PAGE TEXT —
- - - -
After a long break, I've started gaming again, with two groups. One group is playing Runequest at the moment. The other group is playing 'whatever odd stuff I bring to the table this week'. Last session, I ran a playtest of a game I'm working on. This week, we tried My Life With Master. I sort of sprung MLWM on my poor players... I'd intended to mail them during the week with a precis of the rules and get some brainstorming started, but totally failed to do so. The players didn't know anything about the game (most of them hadn't even heard of it) until we sat down. This meant that the character generation was slow and awkward, which wasn't helped by my lack of familiarity with the rules.

The tone of the evening was set when it was decided that the Master would be based directly on Charles (a friend of everyone in the group), if he were a disembodied head floating in a steampunk life-support machine who intended to take over the British Empire. Obviously, the first step was to ring Charles and ask him what he'd do if he was a disembodied head floating in a steampunk life-support machine who intended to take over the British Empire. He took the question in stride, and outlined a plan involving infiltrating high society.
- - - -
DATA EXCERPTS —

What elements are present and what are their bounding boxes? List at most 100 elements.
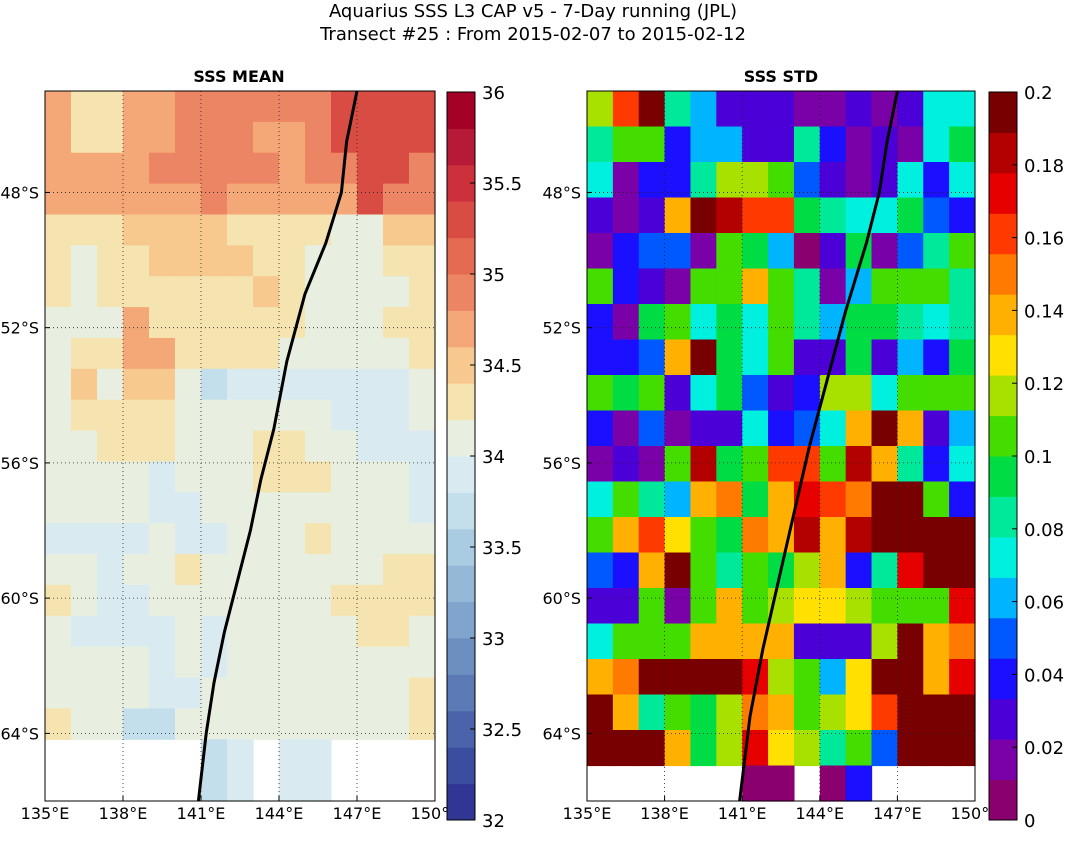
- - - -
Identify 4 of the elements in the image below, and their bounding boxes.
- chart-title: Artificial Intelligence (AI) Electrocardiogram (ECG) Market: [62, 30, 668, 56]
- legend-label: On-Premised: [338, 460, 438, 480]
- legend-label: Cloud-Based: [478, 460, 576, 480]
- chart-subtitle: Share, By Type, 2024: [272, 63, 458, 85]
- - - -
YOUR TASKS —
a) Rewrite the part of the gaming post that opens with the words containing "The tone of" and closes with "infiltrating high society.", putting "clockwork" in place of "steampunk".
b) In the gaming post, what did Charles's plan involve?
The items have no role in this work.

SOLUTIONS PER TASK —
a)
The tone of the evening was set when it was decided that the Master would be based directly on Charles (a friend of everyone in the group), if he were a disembodied head floating in a clockwork life-support machine who intended to take over the British Empire. Obviously, the first step was to ring Charles and ask him what he'd do if he was a disembodied head floating in a clockwork life-support machine who intended to take over the British Empire. He took the question in stride, and outlined a plan involving infiltrating high society.

b) Infiltrating high society.